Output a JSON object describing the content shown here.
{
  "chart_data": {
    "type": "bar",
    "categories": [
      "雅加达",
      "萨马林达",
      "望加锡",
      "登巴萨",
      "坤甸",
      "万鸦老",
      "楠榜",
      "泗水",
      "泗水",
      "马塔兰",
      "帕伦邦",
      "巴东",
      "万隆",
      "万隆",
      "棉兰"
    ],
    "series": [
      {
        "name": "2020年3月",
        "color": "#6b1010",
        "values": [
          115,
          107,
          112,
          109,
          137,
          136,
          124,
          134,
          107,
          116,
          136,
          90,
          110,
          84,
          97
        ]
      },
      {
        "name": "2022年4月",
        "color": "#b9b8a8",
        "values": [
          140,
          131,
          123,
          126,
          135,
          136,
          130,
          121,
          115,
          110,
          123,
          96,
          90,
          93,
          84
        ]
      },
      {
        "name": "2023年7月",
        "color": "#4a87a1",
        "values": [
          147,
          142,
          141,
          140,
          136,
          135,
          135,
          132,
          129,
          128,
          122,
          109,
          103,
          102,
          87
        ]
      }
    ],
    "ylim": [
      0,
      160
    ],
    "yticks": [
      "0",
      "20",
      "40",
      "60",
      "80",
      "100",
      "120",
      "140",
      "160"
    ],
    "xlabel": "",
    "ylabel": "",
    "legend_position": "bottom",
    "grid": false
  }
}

Set exercise: Copy each line of the data above without altering a single character.

Task response:
Output a JSON object describing the content shown here.
{
  "chart_data": {
    "type": "bar",
    "categories": [
      "雅加达",
      "萨马林达",
      "望加锡",
      "登巴萨",
      "坤甸",
      "万鸦老",
      "楠榜",
      "泗水",
      "泗水",
      "马塔兰",
      "帕伦邦",
      "巴东",
      "万隆",
      "万隆",
      "棉兰"
    ],
    "series": [
      {
        "name": "2020年3月",
        "color": "#6b1010",
        "values": [
          115,
          107,
          112,
          109,
          137,
          136,
          124,
          134,
          107,
          116,
          136,
          90,
          110,
          84,
          97
        ]
      },
      {
        "name": "2022年4月",
        "color": "#b9b8a8",
        "values": [
          140,
          131,
          123,
          126,
          135,
          136,
          130,
          121,
          115,
          110,
          123,
          96,
          90,
          93,
          84
        ]
      },
      {
        "name": "2023年7月",
        "color": "#4a87a1",
        "values": [
          147,
          142,
          141,
          140,
          136,
          135,
          135,
          132,
          129,
          128,
          122,
          109,
          103,
          102,
          87
        ]
      }
    ],
    "ylim": [
      0,
      160
    ],
    "yticks": [
      "0",
      "20",
      "40",
      "60",
      "80",
      "100",
      "120",
      "140",
      "160"
    ],
    "xlabel": "",
    "ylabel": "",
    "legend_position": "bottom",
    "grid": false
  }
}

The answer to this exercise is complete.